EXCERTO DA FONTE:
LINUX

Valve prepara o Steam Frame com Arch Linux ARM64 em Holo Core

Collabora e Valve estão a montar um Arch Linux AArch64 para alimentar o Steam Frame. É prévia experimental, mas diz muito sobre a estratégia Linux da Valve.

Valve prepara o Steam Frame com Arch Linux ARM64 em Holo Core

A Valve não está só a fazer um novo capacete de realidade virtual. Está a montar uma base Linux própria para o alimentar. A Collabora anunciou a primeira prévia do Holo Core, um port oficial de Arch Linux para ARM64 (AArch64) pensado como fundação do sistema operativo do Steam Frame, o headset VR que chega ainda este ano.

O detalhe técnico que muda o jogo é simples: o Steam Frame usa um processador ARM64, não x86_64 como o Steam Deck. Como o Arch Linux não tem suporte oficial para ARM64, a Collabora teve de construir tooling e infraestrutura de CI (Continuous Integration) praticamente do zero. Holo Core é esse esforço transformado em distribuição base, alinhada com o modelo rolling-release do Arch que a Valve já abraçou no Steam Deck e na Steam Machine.

O problema óbvio de pôr um Arch a correr em ARM64 não é só compilar pacotes. É conseguir que tudo seja reproduzível em CI numa distro em atualização constante. Nesta fase, a Collabora assume que isto é ainda um proof of concept, não um produto acabado. Não reconstruíram “o mundo” inteiro de pacotes, apenas o conjunto mínimo para desenvolvimento e criação de imagens para o Steam Frame. Ou seja, um alicerce funcional, mas longe de uma Arch ARM completa para uso generalista.

INFORMAÇÃO REGISTADA:
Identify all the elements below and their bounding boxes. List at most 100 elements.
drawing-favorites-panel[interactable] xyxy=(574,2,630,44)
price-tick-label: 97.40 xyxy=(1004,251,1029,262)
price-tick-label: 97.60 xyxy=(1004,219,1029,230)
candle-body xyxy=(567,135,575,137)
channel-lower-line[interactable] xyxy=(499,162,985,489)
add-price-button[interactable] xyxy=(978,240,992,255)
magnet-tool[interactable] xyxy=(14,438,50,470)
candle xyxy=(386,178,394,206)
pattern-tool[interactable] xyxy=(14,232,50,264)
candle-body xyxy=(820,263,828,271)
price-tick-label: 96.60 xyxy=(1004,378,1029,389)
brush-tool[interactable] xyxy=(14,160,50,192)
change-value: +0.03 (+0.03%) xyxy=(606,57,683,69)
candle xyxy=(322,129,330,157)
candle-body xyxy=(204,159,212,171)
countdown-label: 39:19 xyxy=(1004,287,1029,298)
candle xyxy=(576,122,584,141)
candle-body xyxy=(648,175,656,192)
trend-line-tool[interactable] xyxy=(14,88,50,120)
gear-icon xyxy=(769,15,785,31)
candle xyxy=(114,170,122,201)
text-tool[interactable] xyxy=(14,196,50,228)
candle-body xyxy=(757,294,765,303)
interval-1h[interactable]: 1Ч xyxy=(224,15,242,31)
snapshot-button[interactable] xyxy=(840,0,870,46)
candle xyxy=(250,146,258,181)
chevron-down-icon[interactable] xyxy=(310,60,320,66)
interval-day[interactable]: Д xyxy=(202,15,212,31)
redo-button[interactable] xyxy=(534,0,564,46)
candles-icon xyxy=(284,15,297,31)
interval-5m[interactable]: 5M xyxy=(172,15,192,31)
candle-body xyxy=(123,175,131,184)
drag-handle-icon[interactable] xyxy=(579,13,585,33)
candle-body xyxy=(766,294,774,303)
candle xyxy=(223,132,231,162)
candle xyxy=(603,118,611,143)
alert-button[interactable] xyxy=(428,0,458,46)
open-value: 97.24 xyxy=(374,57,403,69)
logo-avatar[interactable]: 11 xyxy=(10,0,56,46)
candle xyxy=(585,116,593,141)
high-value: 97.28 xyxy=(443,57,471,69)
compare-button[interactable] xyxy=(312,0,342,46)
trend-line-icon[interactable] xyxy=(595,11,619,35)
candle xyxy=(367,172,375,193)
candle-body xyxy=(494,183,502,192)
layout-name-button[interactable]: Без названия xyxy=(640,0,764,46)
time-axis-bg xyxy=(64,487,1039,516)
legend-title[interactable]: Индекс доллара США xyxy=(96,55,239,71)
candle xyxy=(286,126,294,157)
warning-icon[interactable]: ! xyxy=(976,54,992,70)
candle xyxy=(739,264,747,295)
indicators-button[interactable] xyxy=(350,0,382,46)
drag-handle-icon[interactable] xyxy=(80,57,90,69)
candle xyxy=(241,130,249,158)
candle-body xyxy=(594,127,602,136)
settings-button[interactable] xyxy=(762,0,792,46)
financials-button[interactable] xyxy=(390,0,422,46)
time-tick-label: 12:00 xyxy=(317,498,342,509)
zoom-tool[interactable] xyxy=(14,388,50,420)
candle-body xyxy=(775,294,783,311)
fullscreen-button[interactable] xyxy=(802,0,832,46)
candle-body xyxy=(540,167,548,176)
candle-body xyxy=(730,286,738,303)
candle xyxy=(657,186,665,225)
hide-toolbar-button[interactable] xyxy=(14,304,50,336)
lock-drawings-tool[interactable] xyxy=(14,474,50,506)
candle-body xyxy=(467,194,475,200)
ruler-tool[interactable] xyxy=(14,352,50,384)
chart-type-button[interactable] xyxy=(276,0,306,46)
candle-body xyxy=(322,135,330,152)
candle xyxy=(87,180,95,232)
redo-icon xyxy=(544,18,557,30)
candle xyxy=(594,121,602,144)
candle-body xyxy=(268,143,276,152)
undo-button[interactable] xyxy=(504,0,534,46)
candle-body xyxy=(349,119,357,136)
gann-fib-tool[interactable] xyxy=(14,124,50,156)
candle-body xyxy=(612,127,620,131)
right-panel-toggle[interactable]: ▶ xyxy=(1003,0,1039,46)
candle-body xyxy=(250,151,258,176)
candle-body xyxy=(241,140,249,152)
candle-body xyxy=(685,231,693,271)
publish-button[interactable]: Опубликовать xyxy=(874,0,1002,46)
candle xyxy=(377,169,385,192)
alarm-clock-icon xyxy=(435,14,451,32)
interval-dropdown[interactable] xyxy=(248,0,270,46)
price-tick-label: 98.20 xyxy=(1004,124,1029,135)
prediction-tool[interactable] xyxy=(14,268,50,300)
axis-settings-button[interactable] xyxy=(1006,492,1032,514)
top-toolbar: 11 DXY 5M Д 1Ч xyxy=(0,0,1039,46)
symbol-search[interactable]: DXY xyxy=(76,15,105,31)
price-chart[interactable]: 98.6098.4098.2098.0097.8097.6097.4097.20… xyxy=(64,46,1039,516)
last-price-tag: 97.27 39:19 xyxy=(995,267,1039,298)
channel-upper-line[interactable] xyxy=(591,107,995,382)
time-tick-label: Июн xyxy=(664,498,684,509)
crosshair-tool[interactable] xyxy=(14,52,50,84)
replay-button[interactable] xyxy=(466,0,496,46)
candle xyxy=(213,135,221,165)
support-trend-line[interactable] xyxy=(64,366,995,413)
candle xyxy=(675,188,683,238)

OBJETIVO DA TAREFA:
Por favor, devolva sem alterações o trecho do excerto sobre o Steam Frame que começa nas palavras "O detalhe técnico" e termina depois de "na Steam Machine.".

RESULTADO DA TAREFA:
O detalhe técnico que muda o jogo é simples: o Steam Frame usa um processador ARM64, não x86_64 como o Steam Deck. Como o Arch Linux não tem suporte oficial para ARM64, a Collabora teve de construir tooling e infraestrutura de CI (Continuous Integration) praticamente do zero. Holo Core é esse esforço transformado em distribuição base, alinhada com o modelo rolling-release do Arch que a Valve já abraçou no Steam Deck e na Steam Machine.